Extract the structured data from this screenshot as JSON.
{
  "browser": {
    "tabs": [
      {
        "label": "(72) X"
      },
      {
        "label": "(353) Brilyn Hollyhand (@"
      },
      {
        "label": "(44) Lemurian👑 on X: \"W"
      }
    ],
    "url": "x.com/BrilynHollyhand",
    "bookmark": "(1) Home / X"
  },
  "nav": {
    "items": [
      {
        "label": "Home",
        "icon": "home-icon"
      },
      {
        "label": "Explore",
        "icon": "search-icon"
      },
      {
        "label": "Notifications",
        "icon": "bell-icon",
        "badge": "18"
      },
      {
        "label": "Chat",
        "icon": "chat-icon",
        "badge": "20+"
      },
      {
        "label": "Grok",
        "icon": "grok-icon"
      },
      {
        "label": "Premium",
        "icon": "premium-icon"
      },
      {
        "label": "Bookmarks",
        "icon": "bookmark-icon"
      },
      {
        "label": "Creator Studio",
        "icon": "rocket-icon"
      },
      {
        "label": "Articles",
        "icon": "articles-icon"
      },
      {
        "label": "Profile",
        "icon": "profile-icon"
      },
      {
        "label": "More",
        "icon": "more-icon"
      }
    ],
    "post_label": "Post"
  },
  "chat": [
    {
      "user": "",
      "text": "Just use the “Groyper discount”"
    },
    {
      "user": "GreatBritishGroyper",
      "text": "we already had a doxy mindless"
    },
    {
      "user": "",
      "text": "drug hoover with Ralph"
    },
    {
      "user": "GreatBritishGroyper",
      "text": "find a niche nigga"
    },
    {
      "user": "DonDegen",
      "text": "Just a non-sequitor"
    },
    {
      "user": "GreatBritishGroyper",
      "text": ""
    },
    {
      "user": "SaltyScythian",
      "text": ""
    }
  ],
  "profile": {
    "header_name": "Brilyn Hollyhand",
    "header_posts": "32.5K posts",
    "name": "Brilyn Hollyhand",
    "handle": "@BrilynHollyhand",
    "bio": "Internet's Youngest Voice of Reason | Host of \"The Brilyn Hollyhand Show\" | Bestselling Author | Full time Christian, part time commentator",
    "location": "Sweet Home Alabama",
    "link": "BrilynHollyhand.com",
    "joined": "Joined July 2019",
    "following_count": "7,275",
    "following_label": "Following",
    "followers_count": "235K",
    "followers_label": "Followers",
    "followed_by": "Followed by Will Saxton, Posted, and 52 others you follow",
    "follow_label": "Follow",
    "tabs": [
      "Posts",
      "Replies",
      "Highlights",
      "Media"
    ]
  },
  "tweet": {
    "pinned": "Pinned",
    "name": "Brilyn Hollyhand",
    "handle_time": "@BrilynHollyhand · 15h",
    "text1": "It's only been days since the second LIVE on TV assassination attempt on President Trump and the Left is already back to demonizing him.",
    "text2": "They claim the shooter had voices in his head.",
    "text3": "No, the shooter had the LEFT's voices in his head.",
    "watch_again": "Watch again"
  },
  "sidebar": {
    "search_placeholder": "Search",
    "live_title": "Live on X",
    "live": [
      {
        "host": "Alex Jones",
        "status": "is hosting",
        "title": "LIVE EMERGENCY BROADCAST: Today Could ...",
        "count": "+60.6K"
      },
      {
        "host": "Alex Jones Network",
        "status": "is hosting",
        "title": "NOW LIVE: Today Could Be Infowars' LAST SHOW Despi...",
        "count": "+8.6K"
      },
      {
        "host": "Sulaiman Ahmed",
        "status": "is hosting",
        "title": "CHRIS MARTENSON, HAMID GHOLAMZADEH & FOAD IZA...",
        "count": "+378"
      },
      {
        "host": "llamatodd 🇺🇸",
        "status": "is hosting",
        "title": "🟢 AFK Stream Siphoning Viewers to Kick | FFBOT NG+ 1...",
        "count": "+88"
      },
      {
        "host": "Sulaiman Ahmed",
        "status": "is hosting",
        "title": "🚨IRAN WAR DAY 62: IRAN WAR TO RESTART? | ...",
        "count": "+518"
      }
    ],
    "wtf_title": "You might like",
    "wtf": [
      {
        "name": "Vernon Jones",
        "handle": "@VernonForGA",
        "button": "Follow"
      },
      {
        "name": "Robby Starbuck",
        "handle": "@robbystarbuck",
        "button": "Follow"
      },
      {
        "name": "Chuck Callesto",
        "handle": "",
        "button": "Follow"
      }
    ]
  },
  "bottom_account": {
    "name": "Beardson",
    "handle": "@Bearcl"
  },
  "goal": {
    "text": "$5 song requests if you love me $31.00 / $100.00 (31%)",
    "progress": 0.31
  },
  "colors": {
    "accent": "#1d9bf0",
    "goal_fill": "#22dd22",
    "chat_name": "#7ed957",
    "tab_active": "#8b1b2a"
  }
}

==========

=== Short exercise ===
Gather all the lines that include the word "Just" and copy them out.

=== Complete output ===
      "text": "Just use the “Groyper discount”"
      "text": "Just a non-sequitor"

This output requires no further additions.